# WHAT THE TASK REQUIRES
Work out the number of lines with the word "date" in the material below, then reply with that number only.

# PROVIDED MATERIAL
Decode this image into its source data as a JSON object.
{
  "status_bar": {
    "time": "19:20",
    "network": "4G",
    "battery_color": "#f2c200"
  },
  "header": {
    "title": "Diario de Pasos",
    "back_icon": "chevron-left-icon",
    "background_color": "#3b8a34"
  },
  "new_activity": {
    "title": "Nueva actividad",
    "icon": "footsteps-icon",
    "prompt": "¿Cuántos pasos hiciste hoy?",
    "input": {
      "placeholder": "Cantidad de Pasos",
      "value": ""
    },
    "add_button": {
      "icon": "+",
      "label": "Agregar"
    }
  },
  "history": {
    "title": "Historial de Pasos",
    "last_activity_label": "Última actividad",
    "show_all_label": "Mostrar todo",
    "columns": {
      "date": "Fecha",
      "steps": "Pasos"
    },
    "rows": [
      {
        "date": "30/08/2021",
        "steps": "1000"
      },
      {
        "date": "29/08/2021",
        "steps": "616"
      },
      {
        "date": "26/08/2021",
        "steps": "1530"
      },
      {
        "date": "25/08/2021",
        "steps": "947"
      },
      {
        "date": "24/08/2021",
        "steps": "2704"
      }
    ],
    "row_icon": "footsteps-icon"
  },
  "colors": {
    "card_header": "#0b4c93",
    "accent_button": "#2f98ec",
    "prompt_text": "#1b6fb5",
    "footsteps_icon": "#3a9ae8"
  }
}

# SOLUTION TO THIS TASK
6